_Dataset excerpt_
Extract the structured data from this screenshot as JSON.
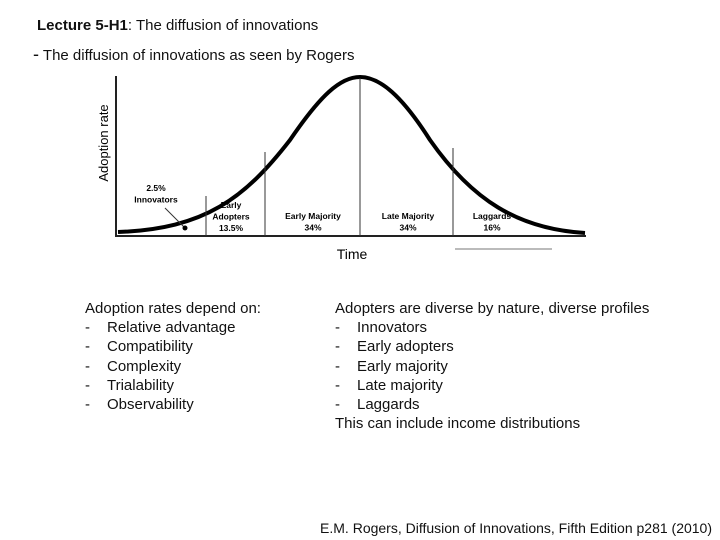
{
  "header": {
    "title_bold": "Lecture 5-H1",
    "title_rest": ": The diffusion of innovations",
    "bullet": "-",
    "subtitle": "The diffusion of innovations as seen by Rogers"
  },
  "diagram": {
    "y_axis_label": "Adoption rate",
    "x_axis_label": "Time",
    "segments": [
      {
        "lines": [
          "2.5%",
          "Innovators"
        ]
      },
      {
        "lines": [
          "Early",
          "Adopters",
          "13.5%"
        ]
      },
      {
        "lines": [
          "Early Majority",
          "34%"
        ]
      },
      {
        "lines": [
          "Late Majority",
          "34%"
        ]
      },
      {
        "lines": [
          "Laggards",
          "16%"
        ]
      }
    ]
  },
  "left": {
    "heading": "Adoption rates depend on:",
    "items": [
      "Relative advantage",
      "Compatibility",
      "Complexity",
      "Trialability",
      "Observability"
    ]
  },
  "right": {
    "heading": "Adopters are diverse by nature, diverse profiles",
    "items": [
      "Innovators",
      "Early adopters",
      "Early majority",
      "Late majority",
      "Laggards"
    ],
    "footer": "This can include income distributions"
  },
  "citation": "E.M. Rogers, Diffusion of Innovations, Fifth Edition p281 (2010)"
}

---

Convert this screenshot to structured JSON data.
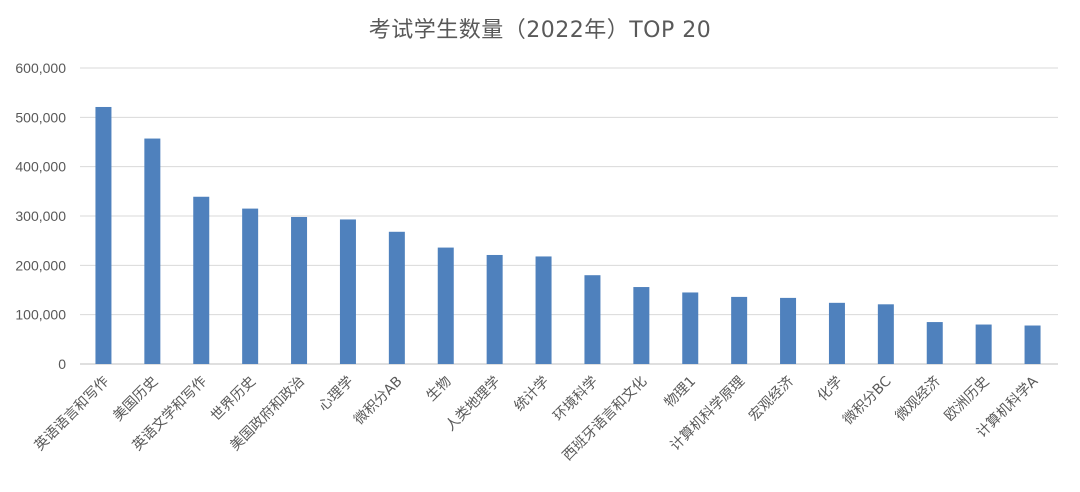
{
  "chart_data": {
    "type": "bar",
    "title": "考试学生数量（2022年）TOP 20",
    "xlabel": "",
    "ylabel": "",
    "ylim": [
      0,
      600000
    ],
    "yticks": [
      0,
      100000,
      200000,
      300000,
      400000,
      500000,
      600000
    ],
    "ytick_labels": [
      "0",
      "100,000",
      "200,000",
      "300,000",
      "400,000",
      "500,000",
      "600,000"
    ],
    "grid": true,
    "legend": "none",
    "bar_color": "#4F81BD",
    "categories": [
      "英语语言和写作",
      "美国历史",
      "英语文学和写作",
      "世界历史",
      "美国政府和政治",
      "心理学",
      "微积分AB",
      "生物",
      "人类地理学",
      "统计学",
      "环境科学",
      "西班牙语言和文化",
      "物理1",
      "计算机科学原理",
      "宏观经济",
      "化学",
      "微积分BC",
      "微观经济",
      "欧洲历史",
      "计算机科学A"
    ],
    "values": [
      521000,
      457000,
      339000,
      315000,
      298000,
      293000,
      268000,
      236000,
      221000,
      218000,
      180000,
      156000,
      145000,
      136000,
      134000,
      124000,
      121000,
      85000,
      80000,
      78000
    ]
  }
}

_Job_
Of the lines in this material, state how many hold the string "structured". Write no other words.

_Result of this exercise_
2